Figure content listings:
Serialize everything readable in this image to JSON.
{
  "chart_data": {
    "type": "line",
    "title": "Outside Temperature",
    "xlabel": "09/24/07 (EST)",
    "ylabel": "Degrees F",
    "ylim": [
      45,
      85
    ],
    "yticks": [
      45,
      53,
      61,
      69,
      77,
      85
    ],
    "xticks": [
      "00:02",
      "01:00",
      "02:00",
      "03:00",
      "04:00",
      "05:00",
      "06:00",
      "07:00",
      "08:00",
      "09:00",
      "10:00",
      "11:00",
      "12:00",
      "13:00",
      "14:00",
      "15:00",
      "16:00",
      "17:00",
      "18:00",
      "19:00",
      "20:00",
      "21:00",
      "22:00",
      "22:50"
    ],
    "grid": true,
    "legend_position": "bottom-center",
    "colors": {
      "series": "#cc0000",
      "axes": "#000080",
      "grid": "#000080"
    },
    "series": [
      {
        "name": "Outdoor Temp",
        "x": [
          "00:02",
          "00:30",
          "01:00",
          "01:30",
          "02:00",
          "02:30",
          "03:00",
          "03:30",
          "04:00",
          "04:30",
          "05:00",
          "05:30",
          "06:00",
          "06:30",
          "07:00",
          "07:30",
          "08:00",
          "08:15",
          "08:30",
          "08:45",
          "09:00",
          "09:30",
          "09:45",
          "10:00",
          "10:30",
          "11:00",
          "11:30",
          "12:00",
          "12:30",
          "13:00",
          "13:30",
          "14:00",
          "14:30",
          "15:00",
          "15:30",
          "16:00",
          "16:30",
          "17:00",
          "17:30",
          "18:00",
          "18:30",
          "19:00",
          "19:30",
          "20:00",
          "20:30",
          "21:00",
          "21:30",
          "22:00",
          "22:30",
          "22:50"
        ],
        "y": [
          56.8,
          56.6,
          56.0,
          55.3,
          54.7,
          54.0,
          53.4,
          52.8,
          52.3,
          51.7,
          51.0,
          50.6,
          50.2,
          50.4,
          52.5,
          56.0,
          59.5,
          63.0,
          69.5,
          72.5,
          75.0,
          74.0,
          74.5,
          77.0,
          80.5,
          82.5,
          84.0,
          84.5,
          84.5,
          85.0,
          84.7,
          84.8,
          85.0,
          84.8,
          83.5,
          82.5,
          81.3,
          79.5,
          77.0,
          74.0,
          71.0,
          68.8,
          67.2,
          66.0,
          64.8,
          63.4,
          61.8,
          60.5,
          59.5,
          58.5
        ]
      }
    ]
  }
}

--

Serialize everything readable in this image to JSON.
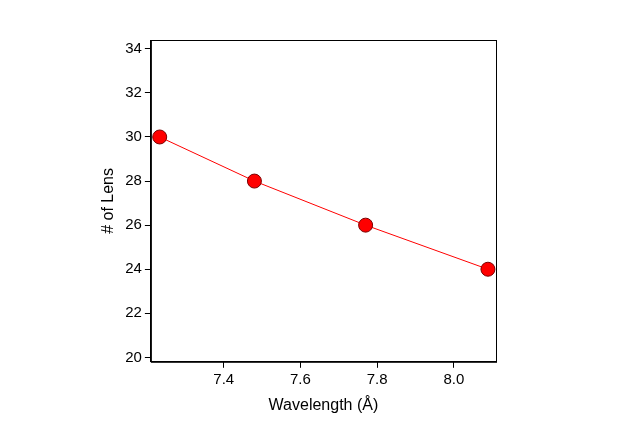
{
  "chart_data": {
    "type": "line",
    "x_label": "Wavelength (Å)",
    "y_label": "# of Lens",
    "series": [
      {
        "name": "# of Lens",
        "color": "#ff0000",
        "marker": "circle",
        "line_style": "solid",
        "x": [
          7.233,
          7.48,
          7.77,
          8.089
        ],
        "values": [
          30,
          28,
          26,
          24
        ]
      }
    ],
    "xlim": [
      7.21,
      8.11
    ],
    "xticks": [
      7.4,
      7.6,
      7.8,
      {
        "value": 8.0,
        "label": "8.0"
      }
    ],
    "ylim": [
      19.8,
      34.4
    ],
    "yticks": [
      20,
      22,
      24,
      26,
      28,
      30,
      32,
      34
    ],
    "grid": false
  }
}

* * *

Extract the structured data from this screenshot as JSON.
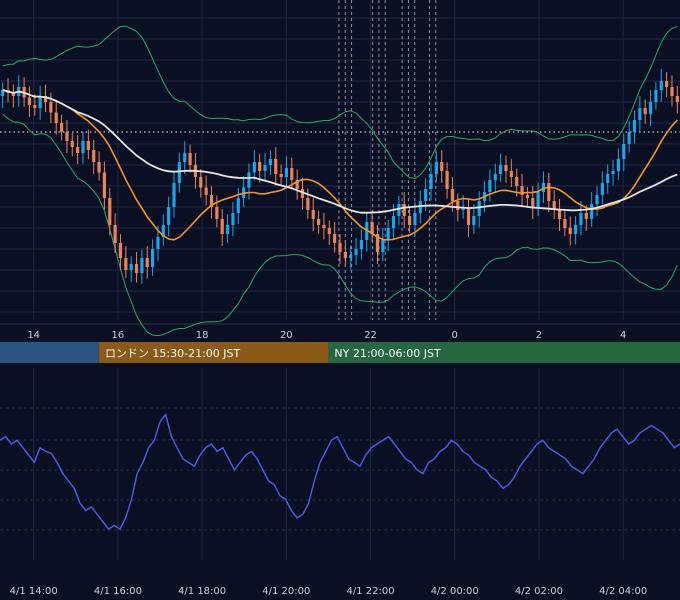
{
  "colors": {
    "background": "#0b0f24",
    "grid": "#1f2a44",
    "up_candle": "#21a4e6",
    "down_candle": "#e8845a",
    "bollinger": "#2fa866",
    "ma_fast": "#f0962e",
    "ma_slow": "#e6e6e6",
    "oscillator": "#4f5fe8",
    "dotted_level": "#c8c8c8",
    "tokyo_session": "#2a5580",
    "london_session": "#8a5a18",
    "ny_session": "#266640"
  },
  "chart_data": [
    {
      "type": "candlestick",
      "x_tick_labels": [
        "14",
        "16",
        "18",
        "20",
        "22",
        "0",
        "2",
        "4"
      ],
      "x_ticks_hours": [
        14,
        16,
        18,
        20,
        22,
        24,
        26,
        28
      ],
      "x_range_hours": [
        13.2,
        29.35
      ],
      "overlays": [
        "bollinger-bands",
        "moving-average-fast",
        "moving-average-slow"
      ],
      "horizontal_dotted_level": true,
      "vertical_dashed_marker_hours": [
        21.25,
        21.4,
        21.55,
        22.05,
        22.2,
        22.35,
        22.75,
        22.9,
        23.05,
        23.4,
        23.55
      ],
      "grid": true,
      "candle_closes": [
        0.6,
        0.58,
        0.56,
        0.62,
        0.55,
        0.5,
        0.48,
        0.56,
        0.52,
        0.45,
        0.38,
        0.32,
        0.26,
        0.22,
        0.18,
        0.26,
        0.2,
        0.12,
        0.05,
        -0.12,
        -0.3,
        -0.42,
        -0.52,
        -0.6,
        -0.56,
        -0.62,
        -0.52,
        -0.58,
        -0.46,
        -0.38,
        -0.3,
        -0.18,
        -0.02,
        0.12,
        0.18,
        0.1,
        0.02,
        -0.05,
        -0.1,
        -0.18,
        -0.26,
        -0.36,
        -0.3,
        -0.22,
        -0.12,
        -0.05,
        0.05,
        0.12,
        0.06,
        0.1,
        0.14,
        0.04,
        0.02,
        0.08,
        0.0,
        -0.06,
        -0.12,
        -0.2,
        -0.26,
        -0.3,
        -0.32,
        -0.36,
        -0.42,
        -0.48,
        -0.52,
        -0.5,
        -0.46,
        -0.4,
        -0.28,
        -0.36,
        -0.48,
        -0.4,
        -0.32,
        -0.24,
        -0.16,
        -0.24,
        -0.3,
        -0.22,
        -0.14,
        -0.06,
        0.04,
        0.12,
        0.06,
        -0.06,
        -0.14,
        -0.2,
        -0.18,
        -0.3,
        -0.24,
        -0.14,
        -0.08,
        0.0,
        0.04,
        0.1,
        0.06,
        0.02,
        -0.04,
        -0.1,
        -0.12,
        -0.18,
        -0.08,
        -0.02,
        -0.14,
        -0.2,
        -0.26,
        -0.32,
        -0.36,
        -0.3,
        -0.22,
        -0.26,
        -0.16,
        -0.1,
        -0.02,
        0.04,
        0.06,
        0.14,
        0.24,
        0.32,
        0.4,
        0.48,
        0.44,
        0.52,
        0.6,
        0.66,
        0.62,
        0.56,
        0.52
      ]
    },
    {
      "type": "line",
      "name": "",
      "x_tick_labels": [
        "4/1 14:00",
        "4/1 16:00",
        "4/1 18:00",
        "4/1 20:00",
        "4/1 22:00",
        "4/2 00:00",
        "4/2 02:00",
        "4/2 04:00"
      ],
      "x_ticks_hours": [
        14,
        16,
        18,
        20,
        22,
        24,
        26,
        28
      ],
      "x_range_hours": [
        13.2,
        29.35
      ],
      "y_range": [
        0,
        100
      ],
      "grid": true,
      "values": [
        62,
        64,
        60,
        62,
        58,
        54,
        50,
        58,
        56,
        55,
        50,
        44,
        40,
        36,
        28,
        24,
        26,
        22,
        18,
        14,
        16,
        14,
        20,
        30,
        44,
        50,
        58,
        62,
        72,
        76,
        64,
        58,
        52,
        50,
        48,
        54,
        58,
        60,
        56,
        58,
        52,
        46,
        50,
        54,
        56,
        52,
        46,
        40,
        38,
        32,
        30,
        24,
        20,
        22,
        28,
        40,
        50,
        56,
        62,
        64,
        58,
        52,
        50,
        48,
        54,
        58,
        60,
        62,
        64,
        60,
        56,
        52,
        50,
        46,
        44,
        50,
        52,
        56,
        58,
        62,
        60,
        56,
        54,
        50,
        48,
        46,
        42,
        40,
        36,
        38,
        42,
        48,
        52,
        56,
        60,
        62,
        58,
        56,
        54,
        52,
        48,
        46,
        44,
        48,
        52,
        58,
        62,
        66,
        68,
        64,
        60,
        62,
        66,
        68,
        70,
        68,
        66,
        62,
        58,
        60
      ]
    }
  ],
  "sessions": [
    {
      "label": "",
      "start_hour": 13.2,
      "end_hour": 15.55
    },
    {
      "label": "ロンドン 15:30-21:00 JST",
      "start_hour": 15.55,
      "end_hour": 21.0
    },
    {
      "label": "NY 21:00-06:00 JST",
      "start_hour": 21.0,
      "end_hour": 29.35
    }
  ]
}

### [Exercise objective]
Pull every line containing "grid" out of the data above.

### [Completed task]
    "grid": true,
      "grid": "#000080"
    "grid": false
    "grid": "#1f2a44",
      "grid": true,
      "grid": true,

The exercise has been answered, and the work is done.